Task objective: Every line containing the word "JSON" needs to be found and copied.

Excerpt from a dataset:
----
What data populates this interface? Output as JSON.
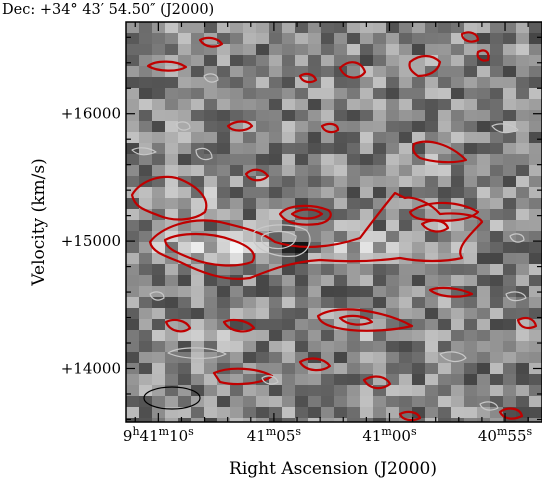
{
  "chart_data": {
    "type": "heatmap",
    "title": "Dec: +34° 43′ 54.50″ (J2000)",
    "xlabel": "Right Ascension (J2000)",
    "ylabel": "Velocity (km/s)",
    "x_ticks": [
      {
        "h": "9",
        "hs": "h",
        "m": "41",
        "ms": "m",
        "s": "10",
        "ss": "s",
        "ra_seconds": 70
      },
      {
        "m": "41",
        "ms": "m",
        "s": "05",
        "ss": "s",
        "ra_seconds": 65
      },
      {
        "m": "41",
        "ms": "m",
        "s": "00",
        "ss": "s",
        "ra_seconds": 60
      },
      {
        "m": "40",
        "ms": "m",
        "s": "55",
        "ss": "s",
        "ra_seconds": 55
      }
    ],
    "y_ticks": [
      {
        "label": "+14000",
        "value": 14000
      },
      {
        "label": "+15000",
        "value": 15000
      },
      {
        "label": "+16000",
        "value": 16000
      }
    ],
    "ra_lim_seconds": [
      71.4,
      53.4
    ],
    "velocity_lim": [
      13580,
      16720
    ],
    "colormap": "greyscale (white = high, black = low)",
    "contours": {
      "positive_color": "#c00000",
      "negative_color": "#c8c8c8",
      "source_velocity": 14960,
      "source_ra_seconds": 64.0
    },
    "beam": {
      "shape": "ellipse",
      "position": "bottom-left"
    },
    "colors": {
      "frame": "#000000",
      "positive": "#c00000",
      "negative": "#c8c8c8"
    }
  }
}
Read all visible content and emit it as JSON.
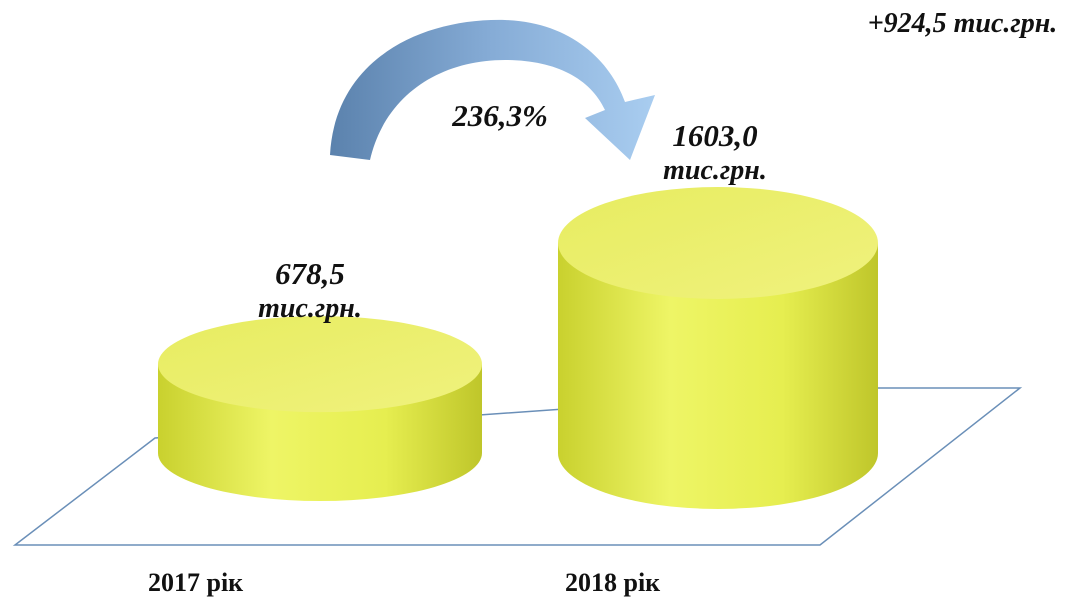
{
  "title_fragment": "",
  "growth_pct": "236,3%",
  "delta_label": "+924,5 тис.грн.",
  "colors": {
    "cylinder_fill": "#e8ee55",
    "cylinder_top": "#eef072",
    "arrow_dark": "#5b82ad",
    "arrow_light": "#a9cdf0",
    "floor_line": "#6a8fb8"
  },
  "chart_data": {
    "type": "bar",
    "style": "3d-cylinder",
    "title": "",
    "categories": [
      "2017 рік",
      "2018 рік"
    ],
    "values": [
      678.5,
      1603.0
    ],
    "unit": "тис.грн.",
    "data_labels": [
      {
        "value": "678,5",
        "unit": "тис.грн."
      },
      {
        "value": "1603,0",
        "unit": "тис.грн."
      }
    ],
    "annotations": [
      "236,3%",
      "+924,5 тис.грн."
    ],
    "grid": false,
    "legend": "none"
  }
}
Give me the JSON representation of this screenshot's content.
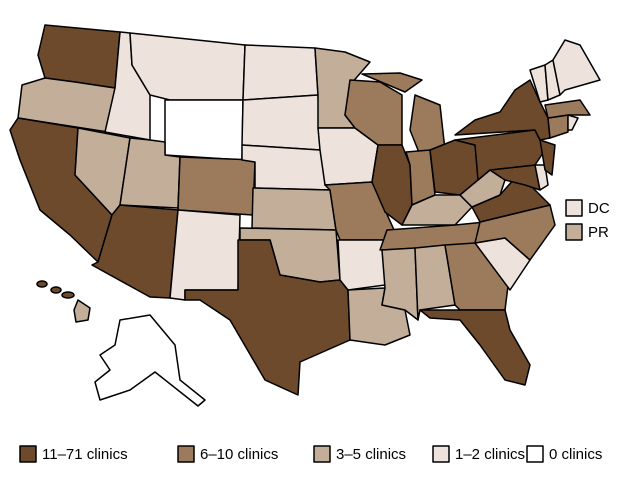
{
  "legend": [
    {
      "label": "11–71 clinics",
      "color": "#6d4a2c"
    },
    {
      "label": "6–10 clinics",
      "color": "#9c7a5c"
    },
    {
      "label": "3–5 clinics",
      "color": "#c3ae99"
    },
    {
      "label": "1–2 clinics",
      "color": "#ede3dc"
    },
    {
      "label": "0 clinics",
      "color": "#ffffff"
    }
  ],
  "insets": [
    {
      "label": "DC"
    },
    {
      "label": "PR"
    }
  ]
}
----
Result below:
What data populates this interface? Output as JSON.
Read all visible content and emit it as JSON.
Give me the JSON representation of this screenshot's content.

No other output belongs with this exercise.